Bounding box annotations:
********************
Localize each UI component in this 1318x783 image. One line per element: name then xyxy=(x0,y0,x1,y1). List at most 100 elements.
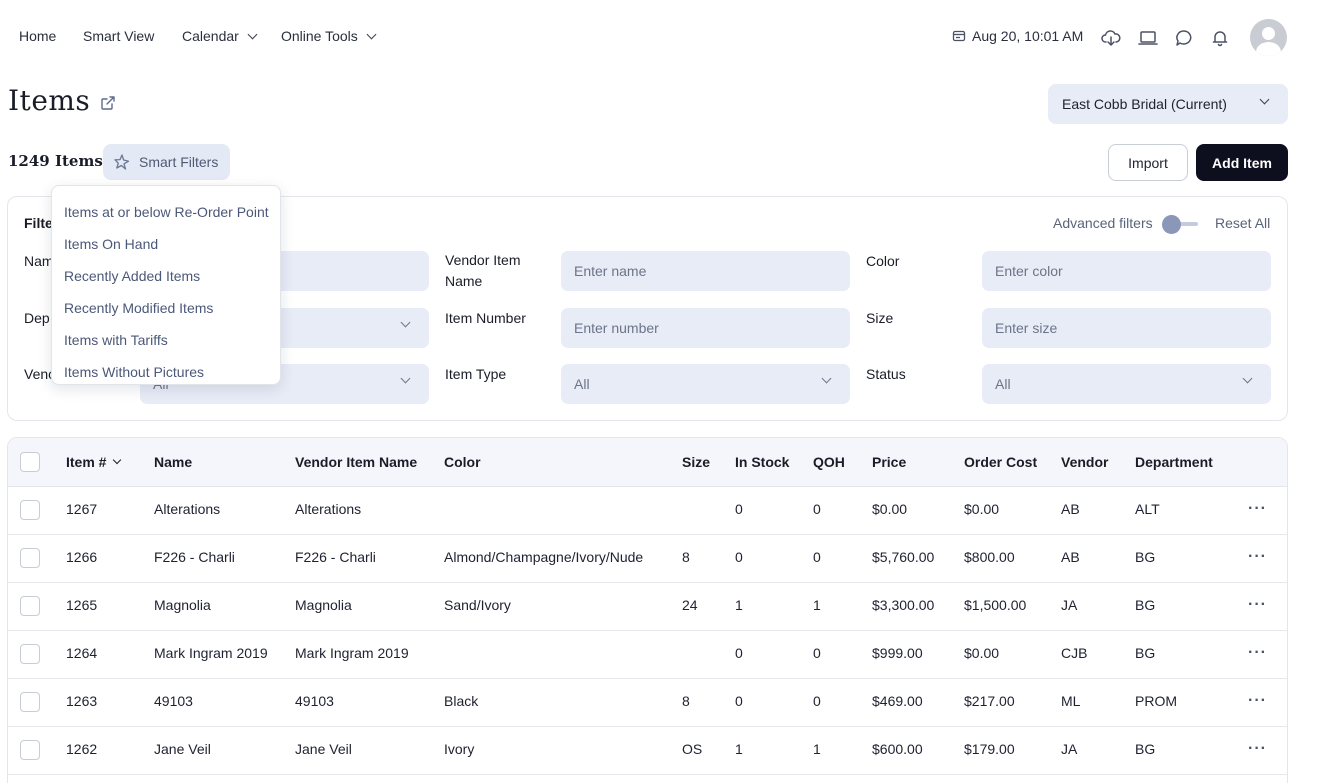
vendor-item-name-label: Vendor Item Name xyxy=(445,252,521,289)
color-filter-input[interactable]: Enter color xyxy=(982,251,1271,291)
cell-department: BG xyxy=(1135,597,1156,613)
column-price[interactable]: Price xyxy=(872,454,907,470)
add-item-button[interactable]: Add Item xyxy=(1196,144,1288,181)
cell-order-cost: $0.00 xyxy=(964,645,1000,661)
column-in-stock[interactable]: In Stock xyxy=(735,454,790,470)
menu-item-reorder-point[interactable]: Items at or below Re-Order Point xyxy=(64,204,269,220)
cell-department: BG xyxy=(1135,549,1156,565)
avatar[interactable] xyxy=(1250,19,1287,56)
row-more-icon[interactable]: ··· xyxy=(1248,740,1267,757)
column-department[interactable]: Department xyxy=(1135,454,1213,470)
cell-item-number: 1265 xyxy=(66,597,98,613)
nav-online-tools[interactable]: Online Tools xyxy=(281,28,377,44)
chevron-down-icon xyxy=(366,29,377,39)
chevron-down-icon xyxy=(1242,373,1253,384)
column-vendor[interactable]: Vendor xyxy=(1061,454,1109,470)
nav-smart-view[interactable]: Smart View xyxy=(83,28,155,44)
import-button[interactable]: Import xyxy=(1108,144,1188,181)
cell-vendor-item-name: Alterations xyxy=(295,501,362,517)
table-row[interactable]: 1263 49103 49103 Black 8 0 0 $469.00 $21… xyxy=(8,679,1287,727)
cell-item-number: 1264 xyxy=(66,645,98,661)
column-item-number[interactable]: Item # xyxy=(66,454,122,470)
cell-qoh: 0 xyxy=(813,549,821,565)
chat-bubble-icon[interactable] xyxy=(1173,27,1195,49)
cell-item-number: 1266 xyxy=(66,549,98,565)
menu-item-recently-modified[interactable]: Recently Modified Items xyxy=(64,300,214,316)
row-more-icon[interactable]: ··· xyxy=(1248,548,1267,565)
item-type-select[interactable]: All xyxy=(561,364,850,404)
cloud-download-icon[interactable] xyxy=(1100,27,1122,49)
item-type-label: Item Type xyxy=(445,366,507,382)
row-checkbox[interactable] xyxy=(20,692,40,712)
table-row[interactable]: 1264 Mark Ingram 2019 Mark Ingram 2019 0… xyxy=(8,631,1287,679)
cell-vendor: JA xyxy=(1061,597,1078,613)
status-filter-select[interactable]: All xyxy=(982,364,1271,404)
column-qoh[interactable]: QOH xyxy=(813,454,845,470)
cell-size: OS xyxy=(682,741,703,757)
status-filter-label: Status xyxy=(866,366,906,382)
laptop-icon[interactable] xyxy=(1137,27,1159,49)
advanced-filters-toggle[interactable] xyxy=(1160,214,1200,234)
table-row[interactable]: 1266 F226 - Charli F226 - Charli Almond/… xyxy=(8,535,1287,583)
reset-all-button[interactable]: Reset All xyxy=(1215,215,1271,231)
size-filter-input[interactable]: Enter size xyxy=(982,308,1271,348)
row-checkbox[interactable] xyxy=(20,596,40,616)
row-checkbox[interactable] xyxy=(20,548,40,568)
column-name[interactable]: Name xyxy=(154,454,193,470)
smart-filters-button[interactable]: Smart Filters xyxy=(103,144,230,180)
row-checkbox[interactable] xyxy=(20,740,40,760)
table-row[interactable]: 1265 Magnolia Magnolia Sand/Ivory 24 1 1… xyxy=(8,583,1287,631)
row-more-icon[interactable]: ··· xyxy=(1248,596,1267,613)
vendor-item-name-input[interactable]: Enter name xyxy=(561,251,850,291)
cell-name: Magnolia xyxy=(154,597,211,613)
menu-item-without-pictures[interactable]: Items Without Pictures xyxy=(64,364,205,380)
nav-home[interactable]: Home xyxy=(19,28,57,44)
row-more-icon[interactable]: ··· xyxy=(1248,692,1267,709)
row-more-icon[interactable]: ··· xyxy=(1248,500,1267,517)
column-vendor-item-name[interactable]: Vendor Item Name xyxy=(295,454,418,470)
chevron-down-icon xyxy=(400,317,411,328)
bell-icon[interactable] xyxy=(1209,27,1231,49)
filters-title: Filte xyxy=(24,215,53,231)
cell-in-stock: 1 xyxy=(735,741,743,757)
cell-vendor: AB xyxy=(1061,549,1080,565)
cell-department: BG xyxy=(1135,741,1156,757)
top-nav: Home Smart View Calendar Online Tools Au… xyxy=(0,0,1318,75)
cell-in-stock: 0 xyxy=(735,693,743,709)
menu-item-on-hand[interactable]: Items On Hand xyxy=(64,236,159,252)
column-size[interactable]: Size xyxy=(682,454,711,470)
store-select[interactable]: East Cobb Bridal (Current) xyxy=(1048,84,1288,124)
row-checkbox[interactable] xyxy=(20,644,40,664)
column-order-cost[interactable]: Order Cost xyxy=(964,454,1038,470)
table-row[interactable]: 1262 Jane Veil Jane Veil Ivory OS 1 1 $6… xyxy=(8,727,1287,775)
cell-color: Almond/Champagne/Ivory/Nude xyxy=(444,549,644,565)
table-row[interactable]: 1267 Alterations Alterations 0 0 $0.00 $… xyxy=(8,487,1287,535)
cell-item-number: 1267 xyxy=(66,501,98,517)
smart-filters-menu: Items at or below Re-Order Point Items O… xyxy=(51,185,281,385)
cell-order-cost: $0.00 xyxy=(964,501,1000,517)
external-link-icon[interactable] xyxy=(100,95,116,111)
item-number-input[interactable]: Enter number xyxy=(561,308,850,348)
table-header: Item # Name Vendor Item Name Color Size … xyxy=(8,438,1287,487)
cell-name: Alterations xyxy=(154,501,221,517)
vendor-filter-label: Venc xyxy=(24,366,56,382)
nav-calendar[interactable]: Calendar xyxy=(182,28,258,44)
cell-name: Mark Ingram 2019 xyxy=(154,645,268,661)
advanced-filters-label: Advanced filters xyxy=(1053,215,1153,231)
row-checkbox[interactable] xyxy=(20,500,40,520)
page-title: Items xyxy=(8,84,91,117)
name-filter-label: Nam xyxy=(24,253,54,269)
cell-price: $3,300.00 xyxy=(872,597,935,613)
row-more-icon[interactable]: ··· xyxy=(1248,644,1267,661)
register-datetime[interactable]: Aug 20, 10:01 AM xyxy=(952,28,1083,44)
cell-in-stock: 0 xyxy=(735,645,743,661)
menu-item-with-tariffs[interactable]: Items with Tariffs xyxy=(64,332,168,348)
cell-vendor-item-name: 49103 xyxy=(295,693,334,709)
cell-order-cost: $217.00 xyxy=(964,693,1015,709)
cell-price: $469.00 xyxy=(872,693,923,709)
sort-chevron-icon xyxy=(113,455,122,465)
column-color[interactable]: Color xyxy=(444,454,481,470)
color-filter-label: Color xyxy=(866,253,900,269)
menu-item-recently-added[interactable]: Recently Added Items xyxy=(64,268,201,284)
select-all-checkbox[interactable] xyxy=(20,452,40,472)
********************
- Exercise
Pull out every line in the items above that contains the word "Calendar".

- Written response
top-nav: Home Smart View Calendar Online Tools Au… xyxy=(0,0,1318,75)
nav-calendar[interactable]: Calendar xyxy=(182,28,258,44)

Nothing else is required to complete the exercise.